**Your instructions**
Pick out and copy every line below that has the word "Schnitzel".
>> BEGIN
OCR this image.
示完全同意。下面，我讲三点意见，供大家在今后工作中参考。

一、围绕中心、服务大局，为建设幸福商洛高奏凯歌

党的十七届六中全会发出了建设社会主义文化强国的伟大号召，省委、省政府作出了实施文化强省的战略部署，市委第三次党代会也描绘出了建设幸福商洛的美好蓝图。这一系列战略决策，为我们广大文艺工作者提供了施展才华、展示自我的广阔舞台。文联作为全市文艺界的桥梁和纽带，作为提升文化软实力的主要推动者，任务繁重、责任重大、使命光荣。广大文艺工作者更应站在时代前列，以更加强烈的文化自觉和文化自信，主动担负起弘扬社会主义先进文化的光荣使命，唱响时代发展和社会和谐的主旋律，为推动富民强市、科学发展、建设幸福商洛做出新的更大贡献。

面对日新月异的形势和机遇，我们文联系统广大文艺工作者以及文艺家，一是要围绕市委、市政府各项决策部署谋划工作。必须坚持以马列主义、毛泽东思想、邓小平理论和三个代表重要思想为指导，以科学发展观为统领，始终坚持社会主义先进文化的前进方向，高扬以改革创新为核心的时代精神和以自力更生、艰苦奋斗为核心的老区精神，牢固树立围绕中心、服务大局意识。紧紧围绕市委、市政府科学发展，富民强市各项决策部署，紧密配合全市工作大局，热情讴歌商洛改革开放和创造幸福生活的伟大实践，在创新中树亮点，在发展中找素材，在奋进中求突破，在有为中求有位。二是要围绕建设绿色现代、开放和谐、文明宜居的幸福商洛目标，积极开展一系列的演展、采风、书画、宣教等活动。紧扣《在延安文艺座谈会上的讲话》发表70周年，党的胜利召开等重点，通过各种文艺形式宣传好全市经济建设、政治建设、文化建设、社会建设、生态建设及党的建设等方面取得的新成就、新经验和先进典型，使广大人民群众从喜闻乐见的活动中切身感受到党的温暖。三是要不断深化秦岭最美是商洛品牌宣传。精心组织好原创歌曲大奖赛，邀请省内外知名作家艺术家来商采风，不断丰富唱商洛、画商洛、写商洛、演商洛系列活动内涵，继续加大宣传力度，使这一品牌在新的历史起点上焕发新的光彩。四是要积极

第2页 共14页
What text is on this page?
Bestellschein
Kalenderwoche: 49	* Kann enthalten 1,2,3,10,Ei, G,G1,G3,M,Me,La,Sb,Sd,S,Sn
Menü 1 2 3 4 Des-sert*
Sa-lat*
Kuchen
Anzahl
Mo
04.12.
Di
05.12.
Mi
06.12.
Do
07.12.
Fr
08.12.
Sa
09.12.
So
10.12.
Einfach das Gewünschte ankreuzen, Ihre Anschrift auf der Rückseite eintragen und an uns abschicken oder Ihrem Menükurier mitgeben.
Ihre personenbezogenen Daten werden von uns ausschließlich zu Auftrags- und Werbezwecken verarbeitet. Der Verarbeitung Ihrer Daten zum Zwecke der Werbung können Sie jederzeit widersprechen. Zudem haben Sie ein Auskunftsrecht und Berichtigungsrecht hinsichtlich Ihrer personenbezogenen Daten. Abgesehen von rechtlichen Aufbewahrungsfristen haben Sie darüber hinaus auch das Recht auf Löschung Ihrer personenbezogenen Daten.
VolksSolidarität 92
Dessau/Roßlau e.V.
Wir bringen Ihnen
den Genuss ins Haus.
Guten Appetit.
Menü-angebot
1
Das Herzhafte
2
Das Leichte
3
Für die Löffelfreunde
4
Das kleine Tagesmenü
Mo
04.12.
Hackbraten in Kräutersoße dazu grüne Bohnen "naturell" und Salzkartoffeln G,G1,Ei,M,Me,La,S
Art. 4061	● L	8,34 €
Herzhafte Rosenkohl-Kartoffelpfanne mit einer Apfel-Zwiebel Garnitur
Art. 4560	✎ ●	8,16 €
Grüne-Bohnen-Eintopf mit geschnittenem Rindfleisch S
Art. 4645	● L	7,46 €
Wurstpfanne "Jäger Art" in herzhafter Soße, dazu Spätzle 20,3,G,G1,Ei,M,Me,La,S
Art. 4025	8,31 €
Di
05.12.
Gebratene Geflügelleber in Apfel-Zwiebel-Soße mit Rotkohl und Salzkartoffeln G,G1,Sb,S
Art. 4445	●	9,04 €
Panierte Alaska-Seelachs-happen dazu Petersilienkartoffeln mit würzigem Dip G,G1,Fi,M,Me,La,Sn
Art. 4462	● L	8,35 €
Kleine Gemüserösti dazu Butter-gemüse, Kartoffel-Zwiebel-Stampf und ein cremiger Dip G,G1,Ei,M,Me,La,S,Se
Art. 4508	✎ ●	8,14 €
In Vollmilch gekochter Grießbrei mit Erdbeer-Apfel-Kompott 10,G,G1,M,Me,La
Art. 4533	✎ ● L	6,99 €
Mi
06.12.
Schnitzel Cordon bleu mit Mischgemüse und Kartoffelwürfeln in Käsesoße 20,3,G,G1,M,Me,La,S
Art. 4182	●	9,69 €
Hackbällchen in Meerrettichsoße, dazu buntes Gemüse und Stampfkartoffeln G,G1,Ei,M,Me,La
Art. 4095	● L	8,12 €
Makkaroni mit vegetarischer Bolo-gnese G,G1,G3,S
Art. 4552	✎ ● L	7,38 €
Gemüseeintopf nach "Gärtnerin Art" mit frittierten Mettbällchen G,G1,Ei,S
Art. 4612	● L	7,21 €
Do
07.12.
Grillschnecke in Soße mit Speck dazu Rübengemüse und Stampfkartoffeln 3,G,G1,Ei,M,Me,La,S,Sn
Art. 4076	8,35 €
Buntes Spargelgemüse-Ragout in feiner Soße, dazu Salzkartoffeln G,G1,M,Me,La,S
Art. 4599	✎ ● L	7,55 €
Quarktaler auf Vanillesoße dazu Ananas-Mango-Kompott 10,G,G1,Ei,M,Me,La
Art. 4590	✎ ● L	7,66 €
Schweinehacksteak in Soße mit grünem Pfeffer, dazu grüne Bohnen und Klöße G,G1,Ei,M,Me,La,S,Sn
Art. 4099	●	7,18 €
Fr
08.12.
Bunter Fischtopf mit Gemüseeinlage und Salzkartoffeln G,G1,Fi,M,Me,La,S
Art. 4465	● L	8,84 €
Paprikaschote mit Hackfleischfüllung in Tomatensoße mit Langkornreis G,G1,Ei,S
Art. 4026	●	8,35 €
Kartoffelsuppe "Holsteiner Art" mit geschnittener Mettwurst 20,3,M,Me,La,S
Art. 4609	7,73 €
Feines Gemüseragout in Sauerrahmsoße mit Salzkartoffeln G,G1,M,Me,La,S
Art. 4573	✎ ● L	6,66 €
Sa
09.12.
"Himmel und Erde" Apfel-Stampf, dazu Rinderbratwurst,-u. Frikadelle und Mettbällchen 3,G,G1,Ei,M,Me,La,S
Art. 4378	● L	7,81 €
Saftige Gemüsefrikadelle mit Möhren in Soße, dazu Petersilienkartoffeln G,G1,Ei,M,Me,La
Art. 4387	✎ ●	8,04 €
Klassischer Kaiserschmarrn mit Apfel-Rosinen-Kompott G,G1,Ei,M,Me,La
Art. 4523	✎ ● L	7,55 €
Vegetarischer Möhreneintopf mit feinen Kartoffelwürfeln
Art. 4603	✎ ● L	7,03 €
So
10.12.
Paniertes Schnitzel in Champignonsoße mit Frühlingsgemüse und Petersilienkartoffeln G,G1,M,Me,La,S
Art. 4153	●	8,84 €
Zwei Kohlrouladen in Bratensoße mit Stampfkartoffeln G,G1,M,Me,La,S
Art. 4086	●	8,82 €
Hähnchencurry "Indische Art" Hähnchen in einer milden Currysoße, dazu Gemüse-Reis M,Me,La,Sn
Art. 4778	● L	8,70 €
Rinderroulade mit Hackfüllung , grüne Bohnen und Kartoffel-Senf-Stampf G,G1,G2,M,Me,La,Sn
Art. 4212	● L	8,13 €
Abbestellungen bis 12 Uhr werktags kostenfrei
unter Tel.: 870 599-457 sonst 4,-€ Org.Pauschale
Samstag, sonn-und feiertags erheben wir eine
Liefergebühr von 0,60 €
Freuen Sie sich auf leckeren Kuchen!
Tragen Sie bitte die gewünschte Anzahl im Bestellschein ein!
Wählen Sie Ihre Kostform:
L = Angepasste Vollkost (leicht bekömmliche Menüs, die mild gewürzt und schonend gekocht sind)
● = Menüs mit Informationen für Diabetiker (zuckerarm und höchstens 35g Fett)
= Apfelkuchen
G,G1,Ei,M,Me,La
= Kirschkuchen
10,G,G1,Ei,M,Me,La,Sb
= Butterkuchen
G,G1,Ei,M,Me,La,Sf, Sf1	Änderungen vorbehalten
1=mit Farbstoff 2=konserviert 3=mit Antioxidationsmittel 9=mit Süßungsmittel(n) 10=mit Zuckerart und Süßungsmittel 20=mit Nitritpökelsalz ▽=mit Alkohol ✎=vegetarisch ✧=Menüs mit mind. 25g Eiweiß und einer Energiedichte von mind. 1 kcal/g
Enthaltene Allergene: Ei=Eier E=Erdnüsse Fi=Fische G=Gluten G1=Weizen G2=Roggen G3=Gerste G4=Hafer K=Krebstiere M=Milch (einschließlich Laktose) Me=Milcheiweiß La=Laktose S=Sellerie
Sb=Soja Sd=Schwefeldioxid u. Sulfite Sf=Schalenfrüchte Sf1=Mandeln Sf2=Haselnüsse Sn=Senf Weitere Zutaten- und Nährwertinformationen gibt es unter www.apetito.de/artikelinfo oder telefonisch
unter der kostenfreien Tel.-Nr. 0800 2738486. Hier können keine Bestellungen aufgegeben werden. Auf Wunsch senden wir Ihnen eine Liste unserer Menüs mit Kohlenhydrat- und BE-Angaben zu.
>> END
**Written response**
Schnitzel Cordon bleu mit Mischgemüse und Kartoffelwürfeln in Käsesoße 20,3,G,G1,M,Me,La,S
Paniertes Schnitzel in Champignonsoße mit Frühlingsgemüse und Petersilienkartoffeln G,G1,M,Me,La,S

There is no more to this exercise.